STATED EXERCISE: Print the full listing exactly.

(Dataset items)
▼▼▼

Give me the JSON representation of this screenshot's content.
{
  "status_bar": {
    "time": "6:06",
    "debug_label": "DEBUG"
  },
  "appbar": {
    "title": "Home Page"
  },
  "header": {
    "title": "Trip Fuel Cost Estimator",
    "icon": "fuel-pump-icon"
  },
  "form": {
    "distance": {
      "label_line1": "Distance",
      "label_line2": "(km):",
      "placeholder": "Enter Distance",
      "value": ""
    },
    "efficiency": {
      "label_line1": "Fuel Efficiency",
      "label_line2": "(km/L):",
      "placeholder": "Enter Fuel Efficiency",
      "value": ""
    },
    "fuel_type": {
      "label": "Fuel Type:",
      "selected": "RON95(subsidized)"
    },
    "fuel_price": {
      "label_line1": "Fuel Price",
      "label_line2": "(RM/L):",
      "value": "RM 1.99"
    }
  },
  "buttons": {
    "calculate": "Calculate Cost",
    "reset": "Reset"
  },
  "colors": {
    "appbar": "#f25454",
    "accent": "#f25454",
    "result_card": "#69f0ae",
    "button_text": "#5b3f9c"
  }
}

▲▲▲

WRITTEN REPLY:
Give me the JSON representation of this screenshot's content.
{
  "status_bar": {
    "time": "6:06",
    "debug_label": "DEBUG"
  },
  "appbar": {
    "title": "Home Page"
  },
  "header": {
    "title": "Trip Fuel Cost Estimator",
    "icon": "fuel-pump-icon"
  },
  "form": {
    "distance": {
      "label_line1": "Distance",
      "label_line2": "(km):",
      "placeholder": "Enter Distance",
      "value": ""
    },
    "efficiency": {
      "label_line1": "Fuel Efficiency",
      "label_line2": "(km/L):",
      "placeholder": "Enter Fuel Efficiency",
      "value": ""
    },
    "fuel_type": {
      "label": "Fuel Type:",
      "selected": "RON95(subsidized)"
    },
    "fuel_price": {
      "label_line1": "Fuel Price",
      "label_line2": "(RM/L):",
      "value": "RM 1.99"
    }
  },
  "buttons": {
    "calculate": "Calculate Cost",
    "reset": "Reset"
  },
  "colors": {
    "appbar": "#f25454",
    "accent": "#f25454",
    "result_card": "#69f0ae",
    "button_text": "#5b3f9c"
  }
}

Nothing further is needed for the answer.